[[ GIVEN ENTRIES open ]]

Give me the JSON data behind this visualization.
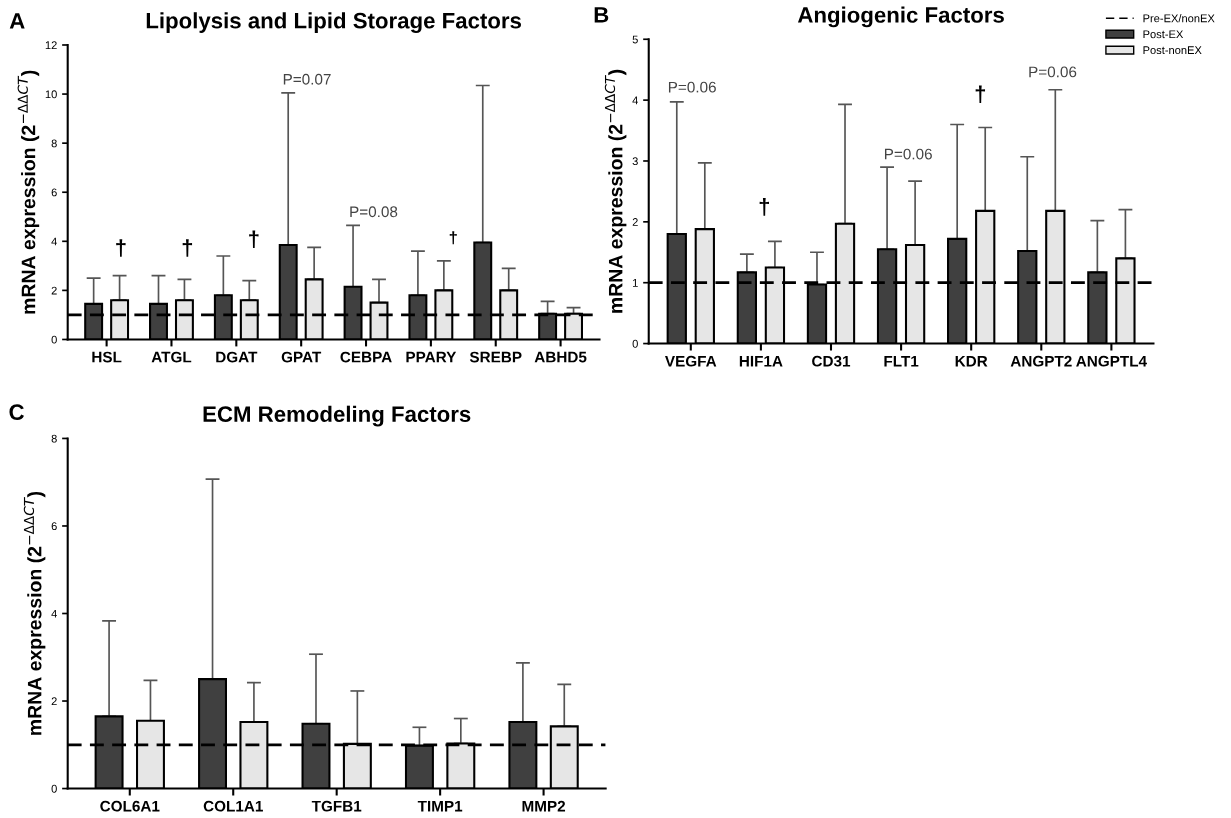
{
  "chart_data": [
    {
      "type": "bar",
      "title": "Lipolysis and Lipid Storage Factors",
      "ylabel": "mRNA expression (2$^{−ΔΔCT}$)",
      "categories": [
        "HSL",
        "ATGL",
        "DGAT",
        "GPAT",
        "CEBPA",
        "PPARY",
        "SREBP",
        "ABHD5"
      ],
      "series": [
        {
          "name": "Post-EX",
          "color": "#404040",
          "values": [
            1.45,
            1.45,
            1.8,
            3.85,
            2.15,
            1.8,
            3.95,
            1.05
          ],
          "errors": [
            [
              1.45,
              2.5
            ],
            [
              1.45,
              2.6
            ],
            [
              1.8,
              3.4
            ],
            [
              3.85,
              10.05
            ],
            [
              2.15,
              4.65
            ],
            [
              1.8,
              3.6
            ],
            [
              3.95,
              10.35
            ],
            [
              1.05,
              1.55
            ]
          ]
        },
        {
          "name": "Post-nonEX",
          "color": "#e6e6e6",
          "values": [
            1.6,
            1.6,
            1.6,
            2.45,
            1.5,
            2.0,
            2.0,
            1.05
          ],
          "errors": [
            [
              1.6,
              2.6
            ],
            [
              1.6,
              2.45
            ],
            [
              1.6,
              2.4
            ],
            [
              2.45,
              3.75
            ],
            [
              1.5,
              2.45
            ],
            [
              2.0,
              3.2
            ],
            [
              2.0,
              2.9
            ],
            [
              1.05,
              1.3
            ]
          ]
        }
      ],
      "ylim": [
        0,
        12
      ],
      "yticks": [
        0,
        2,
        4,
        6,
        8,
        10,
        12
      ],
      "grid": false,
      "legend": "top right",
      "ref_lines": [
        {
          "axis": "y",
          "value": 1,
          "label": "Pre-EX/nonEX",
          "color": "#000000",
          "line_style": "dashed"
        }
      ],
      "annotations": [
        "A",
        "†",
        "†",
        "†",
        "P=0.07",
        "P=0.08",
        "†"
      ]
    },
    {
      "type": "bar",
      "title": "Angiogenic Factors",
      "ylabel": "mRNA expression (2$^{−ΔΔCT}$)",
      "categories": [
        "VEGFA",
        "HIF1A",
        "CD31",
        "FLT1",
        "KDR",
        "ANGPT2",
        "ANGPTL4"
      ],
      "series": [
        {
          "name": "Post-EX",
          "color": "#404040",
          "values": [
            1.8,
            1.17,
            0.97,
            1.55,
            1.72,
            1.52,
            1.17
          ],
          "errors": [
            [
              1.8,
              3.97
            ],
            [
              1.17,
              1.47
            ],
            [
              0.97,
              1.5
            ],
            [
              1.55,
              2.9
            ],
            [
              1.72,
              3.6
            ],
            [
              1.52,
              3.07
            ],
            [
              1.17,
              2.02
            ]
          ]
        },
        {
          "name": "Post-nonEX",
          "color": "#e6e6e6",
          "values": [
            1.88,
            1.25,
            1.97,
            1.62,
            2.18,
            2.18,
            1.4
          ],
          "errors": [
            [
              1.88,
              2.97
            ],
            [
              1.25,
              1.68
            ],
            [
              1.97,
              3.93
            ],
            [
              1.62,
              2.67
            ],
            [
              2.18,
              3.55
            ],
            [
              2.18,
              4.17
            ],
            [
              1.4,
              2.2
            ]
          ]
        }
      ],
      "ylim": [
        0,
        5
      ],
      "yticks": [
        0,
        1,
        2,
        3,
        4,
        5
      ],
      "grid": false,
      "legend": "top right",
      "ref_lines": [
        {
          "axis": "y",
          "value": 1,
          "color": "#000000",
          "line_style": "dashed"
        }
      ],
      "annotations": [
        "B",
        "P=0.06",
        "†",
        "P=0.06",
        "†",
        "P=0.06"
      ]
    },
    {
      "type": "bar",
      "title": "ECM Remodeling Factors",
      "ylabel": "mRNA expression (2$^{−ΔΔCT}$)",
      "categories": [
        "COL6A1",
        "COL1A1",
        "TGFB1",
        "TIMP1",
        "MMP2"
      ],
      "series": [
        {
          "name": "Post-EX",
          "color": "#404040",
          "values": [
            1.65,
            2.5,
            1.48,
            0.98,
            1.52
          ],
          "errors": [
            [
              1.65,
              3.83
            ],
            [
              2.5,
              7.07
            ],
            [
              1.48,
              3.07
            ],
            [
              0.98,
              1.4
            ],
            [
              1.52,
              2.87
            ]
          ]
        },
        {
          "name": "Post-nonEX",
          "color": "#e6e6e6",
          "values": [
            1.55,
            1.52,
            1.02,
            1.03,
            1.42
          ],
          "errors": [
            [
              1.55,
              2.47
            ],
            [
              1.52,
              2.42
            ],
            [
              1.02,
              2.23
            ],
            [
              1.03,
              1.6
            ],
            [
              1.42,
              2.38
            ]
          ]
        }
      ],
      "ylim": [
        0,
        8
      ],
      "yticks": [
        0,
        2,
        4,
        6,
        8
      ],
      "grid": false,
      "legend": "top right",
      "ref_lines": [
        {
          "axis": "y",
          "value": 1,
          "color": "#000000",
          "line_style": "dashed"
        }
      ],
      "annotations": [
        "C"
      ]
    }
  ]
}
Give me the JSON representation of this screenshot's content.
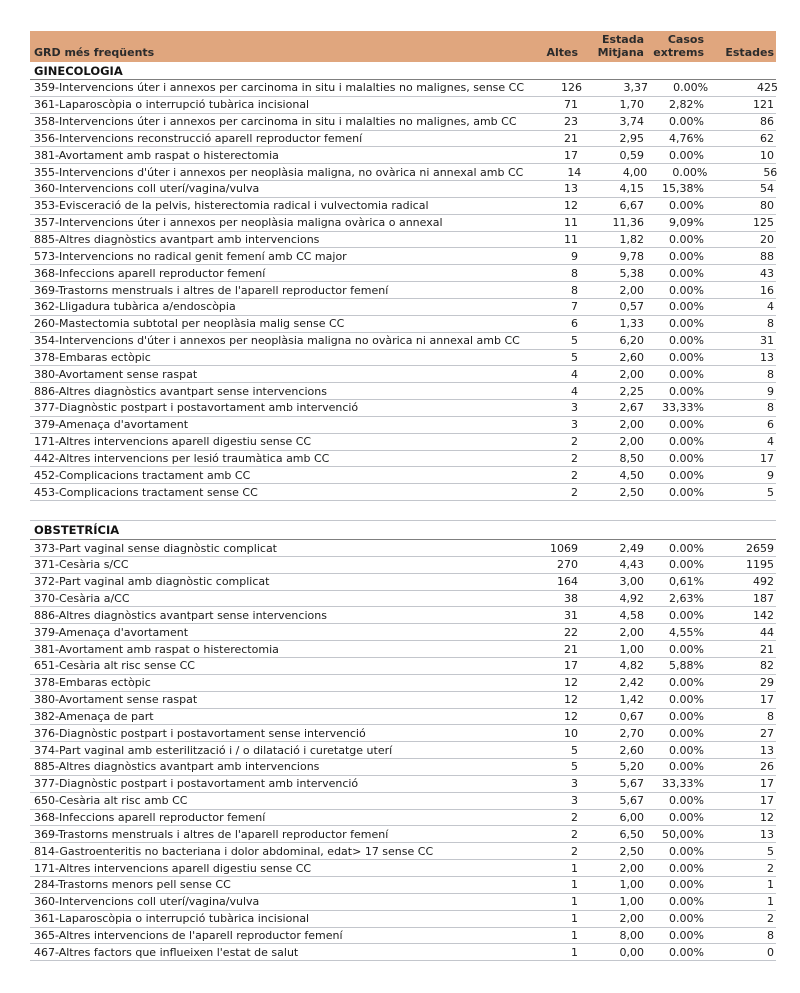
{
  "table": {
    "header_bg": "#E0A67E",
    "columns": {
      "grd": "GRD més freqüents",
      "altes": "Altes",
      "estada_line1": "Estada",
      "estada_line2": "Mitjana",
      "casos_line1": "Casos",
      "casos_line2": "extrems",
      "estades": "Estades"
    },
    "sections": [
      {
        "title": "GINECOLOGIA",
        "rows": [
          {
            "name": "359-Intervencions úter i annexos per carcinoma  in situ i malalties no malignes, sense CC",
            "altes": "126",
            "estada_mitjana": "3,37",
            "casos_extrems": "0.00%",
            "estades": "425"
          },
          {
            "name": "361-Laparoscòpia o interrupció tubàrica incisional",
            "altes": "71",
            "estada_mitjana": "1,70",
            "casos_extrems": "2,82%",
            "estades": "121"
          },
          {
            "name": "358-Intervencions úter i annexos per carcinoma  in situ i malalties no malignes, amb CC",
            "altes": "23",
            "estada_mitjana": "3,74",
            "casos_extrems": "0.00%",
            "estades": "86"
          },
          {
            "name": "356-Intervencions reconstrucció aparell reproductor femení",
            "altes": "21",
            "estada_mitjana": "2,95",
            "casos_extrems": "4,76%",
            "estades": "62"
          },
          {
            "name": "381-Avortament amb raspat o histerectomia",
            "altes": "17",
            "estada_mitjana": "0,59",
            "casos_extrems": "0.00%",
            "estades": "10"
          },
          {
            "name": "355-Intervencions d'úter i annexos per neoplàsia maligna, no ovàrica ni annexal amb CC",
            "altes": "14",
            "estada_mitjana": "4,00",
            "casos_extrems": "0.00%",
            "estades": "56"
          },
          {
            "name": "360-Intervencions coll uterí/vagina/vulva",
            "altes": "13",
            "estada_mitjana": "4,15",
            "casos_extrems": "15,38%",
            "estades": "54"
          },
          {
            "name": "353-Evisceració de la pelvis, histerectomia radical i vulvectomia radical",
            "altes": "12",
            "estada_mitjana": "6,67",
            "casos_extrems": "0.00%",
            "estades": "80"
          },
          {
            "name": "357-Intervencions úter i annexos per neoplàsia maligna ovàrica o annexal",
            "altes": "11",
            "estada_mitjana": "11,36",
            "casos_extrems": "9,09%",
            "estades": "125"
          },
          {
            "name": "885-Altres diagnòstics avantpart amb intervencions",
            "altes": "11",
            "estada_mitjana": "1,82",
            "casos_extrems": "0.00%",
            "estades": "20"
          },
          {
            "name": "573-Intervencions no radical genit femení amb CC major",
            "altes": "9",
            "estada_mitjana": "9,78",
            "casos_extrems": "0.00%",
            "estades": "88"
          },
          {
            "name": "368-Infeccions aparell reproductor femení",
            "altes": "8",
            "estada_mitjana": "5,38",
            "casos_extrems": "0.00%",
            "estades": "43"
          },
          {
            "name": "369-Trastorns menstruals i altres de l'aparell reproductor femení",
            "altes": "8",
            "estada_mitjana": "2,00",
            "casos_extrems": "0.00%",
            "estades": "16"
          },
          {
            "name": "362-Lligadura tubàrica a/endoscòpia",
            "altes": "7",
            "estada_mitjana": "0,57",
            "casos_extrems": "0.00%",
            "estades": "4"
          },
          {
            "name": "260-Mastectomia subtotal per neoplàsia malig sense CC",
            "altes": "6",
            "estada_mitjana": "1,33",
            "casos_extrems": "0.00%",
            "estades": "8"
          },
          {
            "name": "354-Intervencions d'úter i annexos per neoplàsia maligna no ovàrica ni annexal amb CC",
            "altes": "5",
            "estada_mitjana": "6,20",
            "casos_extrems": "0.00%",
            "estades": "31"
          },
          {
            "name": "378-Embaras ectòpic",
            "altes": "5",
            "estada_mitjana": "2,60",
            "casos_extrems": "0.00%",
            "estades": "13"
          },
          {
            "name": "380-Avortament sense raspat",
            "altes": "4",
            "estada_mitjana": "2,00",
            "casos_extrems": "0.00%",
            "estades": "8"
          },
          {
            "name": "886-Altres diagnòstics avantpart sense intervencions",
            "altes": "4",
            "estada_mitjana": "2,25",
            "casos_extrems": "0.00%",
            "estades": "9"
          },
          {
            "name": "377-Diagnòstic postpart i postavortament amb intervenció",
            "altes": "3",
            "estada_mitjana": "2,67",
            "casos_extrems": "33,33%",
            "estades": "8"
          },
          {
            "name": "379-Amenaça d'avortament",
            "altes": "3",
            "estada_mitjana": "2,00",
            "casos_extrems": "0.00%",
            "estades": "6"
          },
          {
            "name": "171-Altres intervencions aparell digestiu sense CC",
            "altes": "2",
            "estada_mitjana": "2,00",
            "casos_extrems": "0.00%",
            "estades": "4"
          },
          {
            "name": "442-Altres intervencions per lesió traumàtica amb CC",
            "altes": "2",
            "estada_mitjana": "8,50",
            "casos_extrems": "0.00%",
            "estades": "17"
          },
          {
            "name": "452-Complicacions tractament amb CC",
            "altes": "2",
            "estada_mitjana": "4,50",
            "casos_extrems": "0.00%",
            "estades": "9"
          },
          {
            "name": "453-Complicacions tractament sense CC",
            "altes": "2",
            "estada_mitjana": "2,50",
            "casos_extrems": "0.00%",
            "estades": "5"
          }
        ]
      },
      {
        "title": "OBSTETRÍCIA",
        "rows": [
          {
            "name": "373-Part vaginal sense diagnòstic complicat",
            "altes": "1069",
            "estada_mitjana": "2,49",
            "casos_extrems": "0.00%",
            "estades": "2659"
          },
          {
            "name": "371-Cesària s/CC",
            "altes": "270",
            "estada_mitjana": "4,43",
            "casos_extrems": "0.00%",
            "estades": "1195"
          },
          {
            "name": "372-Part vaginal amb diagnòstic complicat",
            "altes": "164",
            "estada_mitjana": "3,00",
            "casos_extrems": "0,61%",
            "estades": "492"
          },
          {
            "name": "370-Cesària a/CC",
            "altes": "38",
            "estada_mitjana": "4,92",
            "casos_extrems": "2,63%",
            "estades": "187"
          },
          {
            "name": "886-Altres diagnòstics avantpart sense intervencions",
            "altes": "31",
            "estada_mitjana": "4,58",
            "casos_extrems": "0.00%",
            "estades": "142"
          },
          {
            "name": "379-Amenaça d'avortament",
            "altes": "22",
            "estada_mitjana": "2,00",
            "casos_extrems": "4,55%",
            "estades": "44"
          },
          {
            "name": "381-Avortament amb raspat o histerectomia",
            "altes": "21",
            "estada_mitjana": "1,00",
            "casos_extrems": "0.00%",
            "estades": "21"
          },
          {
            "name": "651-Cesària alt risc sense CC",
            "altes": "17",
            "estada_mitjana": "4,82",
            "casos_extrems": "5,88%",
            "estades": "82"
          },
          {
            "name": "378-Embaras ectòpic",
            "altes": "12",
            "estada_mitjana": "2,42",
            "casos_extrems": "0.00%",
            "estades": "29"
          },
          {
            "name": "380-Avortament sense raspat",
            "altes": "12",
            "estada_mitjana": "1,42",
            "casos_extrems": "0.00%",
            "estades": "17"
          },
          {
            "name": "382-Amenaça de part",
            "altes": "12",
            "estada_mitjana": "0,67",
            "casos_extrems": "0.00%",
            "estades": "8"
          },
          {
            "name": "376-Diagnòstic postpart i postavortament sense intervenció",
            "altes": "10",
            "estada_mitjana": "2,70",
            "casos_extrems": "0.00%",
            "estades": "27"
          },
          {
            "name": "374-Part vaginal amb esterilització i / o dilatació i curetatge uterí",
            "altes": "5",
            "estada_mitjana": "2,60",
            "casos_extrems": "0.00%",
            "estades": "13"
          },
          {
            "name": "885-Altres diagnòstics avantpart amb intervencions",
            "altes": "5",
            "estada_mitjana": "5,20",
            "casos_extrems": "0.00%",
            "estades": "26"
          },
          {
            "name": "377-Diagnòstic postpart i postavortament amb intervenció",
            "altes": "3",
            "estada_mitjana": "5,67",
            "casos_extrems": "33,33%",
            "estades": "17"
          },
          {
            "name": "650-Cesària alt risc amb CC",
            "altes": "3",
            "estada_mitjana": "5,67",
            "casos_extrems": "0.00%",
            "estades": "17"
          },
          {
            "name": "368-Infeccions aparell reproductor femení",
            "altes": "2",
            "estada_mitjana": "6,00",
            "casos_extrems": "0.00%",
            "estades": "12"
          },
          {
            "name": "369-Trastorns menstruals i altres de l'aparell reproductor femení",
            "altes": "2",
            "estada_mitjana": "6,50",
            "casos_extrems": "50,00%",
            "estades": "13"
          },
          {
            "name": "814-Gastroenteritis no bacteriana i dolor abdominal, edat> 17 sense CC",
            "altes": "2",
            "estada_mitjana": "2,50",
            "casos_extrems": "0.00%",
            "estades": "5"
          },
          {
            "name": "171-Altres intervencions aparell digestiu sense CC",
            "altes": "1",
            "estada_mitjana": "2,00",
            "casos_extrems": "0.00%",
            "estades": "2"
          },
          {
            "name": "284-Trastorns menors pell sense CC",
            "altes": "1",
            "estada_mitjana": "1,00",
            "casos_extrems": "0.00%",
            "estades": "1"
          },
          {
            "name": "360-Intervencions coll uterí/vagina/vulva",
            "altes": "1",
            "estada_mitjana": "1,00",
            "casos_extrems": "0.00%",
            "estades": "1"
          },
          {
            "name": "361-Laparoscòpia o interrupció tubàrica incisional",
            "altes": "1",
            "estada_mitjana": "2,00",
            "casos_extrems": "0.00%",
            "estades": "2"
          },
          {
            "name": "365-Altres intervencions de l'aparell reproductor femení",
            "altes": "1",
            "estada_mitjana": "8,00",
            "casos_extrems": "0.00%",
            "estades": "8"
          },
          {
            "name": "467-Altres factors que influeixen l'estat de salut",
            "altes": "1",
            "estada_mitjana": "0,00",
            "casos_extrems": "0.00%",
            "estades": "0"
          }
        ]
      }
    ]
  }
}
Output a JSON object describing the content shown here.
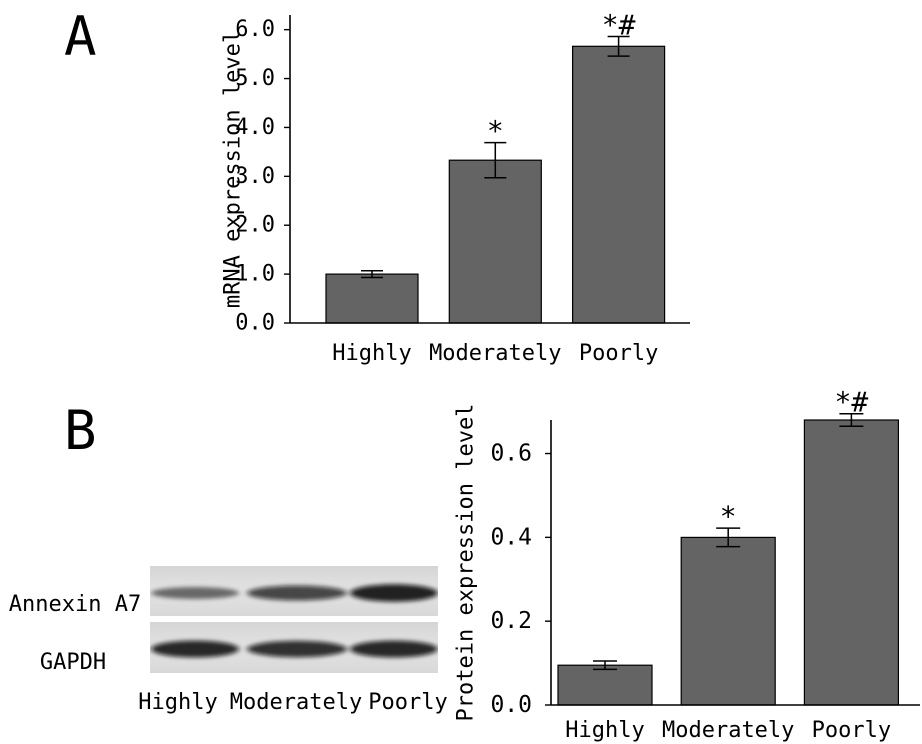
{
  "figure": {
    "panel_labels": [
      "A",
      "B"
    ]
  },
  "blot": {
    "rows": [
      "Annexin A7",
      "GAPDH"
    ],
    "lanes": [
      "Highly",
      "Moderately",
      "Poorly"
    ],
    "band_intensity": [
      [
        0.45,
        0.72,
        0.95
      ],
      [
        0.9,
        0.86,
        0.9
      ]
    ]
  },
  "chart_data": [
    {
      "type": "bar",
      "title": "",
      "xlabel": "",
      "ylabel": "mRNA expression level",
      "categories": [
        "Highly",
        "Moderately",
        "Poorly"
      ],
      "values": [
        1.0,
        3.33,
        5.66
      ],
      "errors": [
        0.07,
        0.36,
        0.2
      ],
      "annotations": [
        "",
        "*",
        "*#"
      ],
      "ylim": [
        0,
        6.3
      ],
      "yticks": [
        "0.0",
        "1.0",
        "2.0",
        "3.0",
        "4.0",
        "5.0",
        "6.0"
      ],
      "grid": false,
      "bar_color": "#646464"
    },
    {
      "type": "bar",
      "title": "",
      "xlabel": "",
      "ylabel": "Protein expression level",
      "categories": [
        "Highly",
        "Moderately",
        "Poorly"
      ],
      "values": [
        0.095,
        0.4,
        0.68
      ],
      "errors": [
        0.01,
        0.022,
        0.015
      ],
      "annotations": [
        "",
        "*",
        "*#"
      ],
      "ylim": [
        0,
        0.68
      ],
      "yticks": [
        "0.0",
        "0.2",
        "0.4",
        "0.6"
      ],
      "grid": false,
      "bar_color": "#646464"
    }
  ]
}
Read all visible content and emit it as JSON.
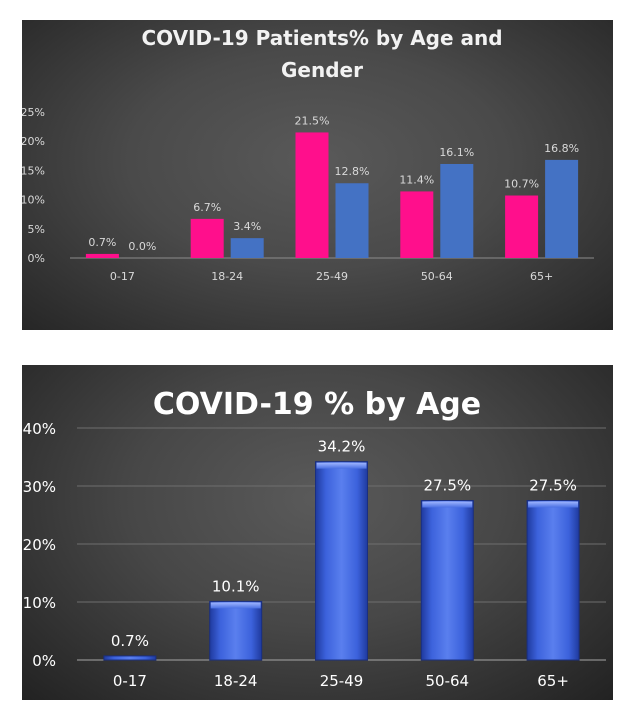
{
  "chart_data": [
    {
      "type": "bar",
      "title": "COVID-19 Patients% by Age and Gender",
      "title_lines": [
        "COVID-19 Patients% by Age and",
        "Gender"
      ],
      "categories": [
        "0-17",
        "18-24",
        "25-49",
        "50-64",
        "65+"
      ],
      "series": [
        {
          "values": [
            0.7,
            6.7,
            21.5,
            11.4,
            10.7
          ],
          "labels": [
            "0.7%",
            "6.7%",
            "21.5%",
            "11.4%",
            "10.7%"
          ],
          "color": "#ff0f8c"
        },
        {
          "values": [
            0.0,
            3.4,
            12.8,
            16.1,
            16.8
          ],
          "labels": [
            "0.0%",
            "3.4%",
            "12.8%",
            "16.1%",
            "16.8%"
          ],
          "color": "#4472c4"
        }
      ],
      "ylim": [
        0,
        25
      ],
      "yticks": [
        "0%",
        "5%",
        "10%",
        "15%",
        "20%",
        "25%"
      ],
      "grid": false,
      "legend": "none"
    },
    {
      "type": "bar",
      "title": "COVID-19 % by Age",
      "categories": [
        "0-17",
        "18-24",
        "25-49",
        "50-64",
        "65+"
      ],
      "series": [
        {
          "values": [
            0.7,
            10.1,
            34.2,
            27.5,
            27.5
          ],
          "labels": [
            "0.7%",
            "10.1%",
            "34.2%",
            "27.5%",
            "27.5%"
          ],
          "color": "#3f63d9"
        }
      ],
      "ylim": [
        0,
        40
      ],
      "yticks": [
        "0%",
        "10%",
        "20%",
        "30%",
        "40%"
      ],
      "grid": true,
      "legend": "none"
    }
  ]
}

[[ GIVEN ENTRIES closed ]]

WORK INSTRUCTION:
Wherever the word "maligna" appears in a line of the records, count that line. Say how many there are, with no other words.

ANSWER SPACE:
3